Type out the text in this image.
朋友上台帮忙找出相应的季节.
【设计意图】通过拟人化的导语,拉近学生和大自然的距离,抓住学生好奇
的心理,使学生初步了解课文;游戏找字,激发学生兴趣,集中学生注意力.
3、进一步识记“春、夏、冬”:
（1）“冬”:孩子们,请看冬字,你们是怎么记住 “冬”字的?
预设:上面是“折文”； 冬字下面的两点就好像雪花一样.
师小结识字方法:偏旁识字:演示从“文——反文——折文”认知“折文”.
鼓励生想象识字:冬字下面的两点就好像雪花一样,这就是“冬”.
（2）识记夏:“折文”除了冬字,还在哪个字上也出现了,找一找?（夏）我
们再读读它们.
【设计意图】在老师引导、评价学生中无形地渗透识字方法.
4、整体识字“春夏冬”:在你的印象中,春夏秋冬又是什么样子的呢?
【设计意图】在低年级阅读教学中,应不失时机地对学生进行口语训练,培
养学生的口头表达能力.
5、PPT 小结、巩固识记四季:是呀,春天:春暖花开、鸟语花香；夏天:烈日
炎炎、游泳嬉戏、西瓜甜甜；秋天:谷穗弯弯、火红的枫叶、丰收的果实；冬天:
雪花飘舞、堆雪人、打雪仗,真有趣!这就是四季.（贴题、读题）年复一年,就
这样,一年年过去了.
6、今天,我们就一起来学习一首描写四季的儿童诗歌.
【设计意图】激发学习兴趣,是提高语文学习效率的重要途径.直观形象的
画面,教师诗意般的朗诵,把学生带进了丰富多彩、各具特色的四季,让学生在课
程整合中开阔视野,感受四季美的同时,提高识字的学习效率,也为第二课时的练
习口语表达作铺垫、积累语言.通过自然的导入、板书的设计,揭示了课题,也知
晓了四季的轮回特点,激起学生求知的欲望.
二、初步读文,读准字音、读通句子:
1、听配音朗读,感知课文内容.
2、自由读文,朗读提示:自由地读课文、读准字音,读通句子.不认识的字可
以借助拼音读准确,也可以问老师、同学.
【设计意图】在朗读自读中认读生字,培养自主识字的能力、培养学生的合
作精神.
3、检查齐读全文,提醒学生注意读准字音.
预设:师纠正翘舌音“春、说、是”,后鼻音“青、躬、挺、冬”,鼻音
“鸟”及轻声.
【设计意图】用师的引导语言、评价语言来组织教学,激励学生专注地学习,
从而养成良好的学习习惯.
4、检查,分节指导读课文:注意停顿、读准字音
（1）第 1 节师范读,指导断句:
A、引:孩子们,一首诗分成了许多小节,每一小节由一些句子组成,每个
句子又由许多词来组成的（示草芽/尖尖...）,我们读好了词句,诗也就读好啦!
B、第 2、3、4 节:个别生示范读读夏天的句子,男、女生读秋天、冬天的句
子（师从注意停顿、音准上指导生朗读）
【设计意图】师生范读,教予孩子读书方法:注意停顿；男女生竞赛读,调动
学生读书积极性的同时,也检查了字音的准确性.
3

---

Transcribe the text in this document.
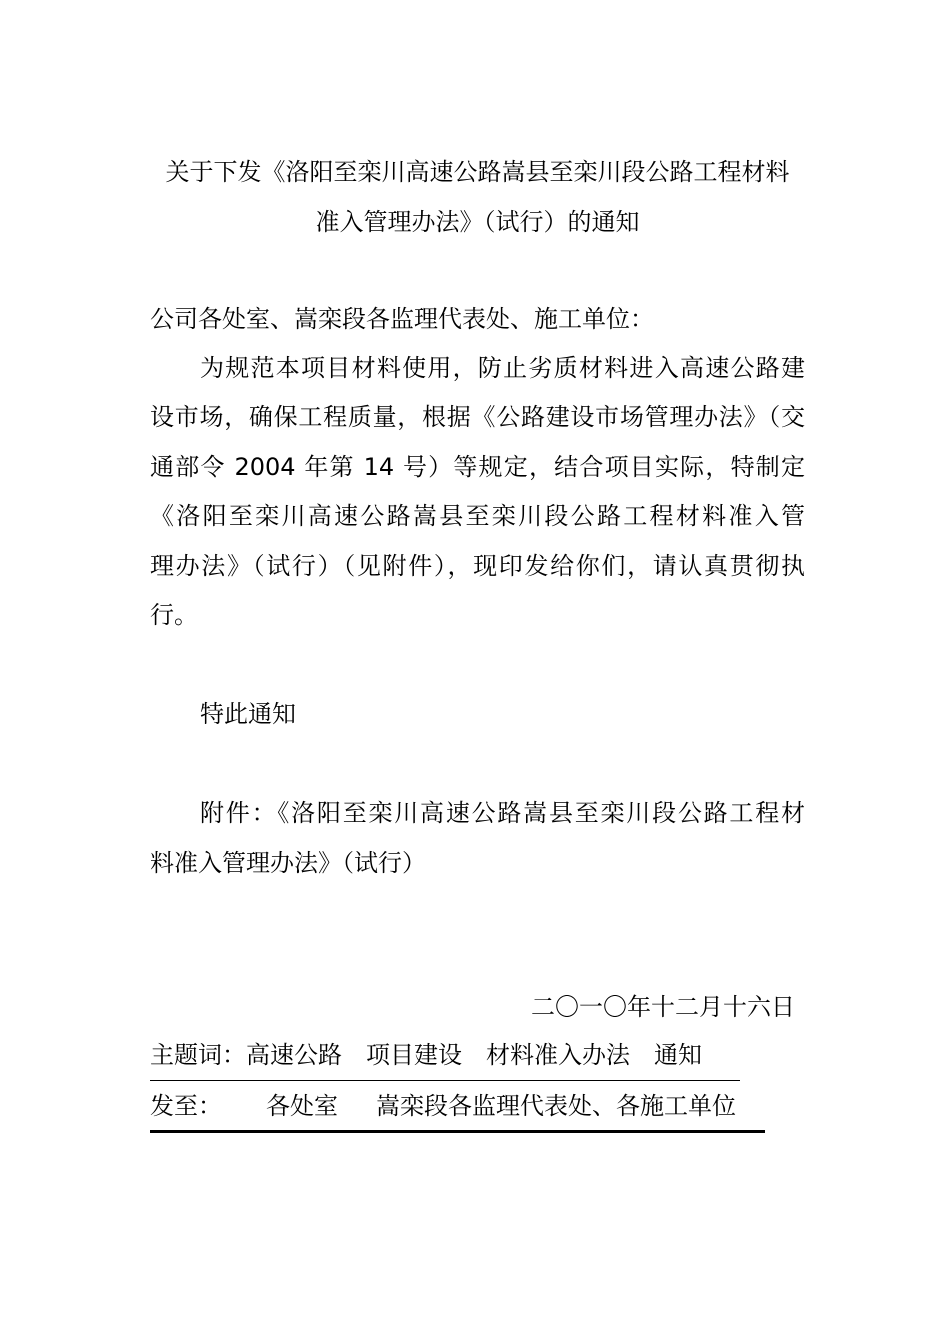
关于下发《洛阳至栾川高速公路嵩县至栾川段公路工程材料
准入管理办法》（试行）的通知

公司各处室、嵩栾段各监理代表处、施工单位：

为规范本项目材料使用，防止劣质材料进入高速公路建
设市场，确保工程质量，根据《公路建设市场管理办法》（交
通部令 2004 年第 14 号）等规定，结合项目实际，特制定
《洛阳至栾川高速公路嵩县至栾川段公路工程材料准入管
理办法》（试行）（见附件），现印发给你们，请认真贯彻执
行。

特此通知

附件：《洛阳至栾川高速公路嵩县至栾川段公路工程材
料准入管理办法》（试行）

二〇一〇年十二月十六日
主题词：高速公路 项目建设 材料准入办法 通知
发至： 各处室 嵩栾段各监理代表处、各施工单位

— Required work —
Locate and copy each line in the data above that includes the word "冬字下面的两点就好像雪花一样".

— Exercise solution —
预设:上面是“折文”； 冬字下面的两点就好像雪花一样.
鼓励生想象识字:冬字下面的两点就好像雪花一样,这就是“冬”.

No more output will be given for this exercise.